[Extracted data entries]
• • • •
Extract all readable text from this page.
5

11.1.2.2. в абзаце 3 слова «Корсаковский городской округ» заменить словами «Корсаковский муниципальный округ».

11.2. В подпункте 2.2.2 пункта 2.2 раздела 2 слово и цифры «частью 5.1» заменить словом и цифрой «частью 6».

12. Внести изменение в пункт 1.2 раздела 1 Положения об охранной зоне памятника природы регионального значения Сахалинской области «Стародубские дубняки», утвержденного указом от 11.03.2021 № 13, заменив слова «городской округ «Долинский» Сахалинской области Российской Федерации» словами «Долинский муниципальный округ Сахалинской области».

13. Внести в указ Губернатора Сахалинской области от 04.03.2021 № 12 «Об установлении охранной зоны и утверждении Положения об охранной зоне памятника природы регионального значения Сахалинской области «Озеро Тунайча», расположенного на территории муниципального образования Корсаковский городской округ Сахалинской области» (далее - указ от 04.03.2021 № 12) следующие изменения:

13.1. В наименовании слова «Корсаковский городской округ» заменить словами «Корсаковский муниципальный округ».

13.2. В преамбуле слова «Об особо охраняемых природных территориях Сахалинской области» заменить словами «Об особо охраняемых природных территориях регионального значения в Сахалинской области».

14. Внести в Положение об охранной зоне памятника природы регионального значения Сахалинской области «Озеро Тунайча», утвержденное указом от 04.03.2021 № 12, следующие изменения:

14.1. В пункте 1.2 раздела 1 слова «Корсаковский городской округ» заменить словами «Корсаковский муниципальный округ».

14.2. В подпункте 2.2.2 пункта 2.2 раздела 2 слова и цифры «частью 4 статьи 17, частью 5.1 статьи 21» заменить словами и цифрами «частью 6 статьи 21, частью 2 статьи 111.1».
• • • •
● **Work instructions**
Copy out each line of the listing that holds "изменения".

● **Result of this exercise**
13. Внести в указ Губернатора Сахалинской области от 04.03.2021 № 12 «Об установлении охранной зоны и утверждении Положения об охранной зоне памятника природы регионального значения Сахалинской области «Озеро Тунайча», расположенного на территории муниципального образования Корсаковский городской округ Сахалинской области» (далее - указ от 04.03.2021 № 12) следующие изменения:
14. Внести в Положение об охранной зоне памятника природы регионального значения Сахалинской области «Озеро Тунайча», утвержденное указом от 04.03.2021 № 12, следующие изменения:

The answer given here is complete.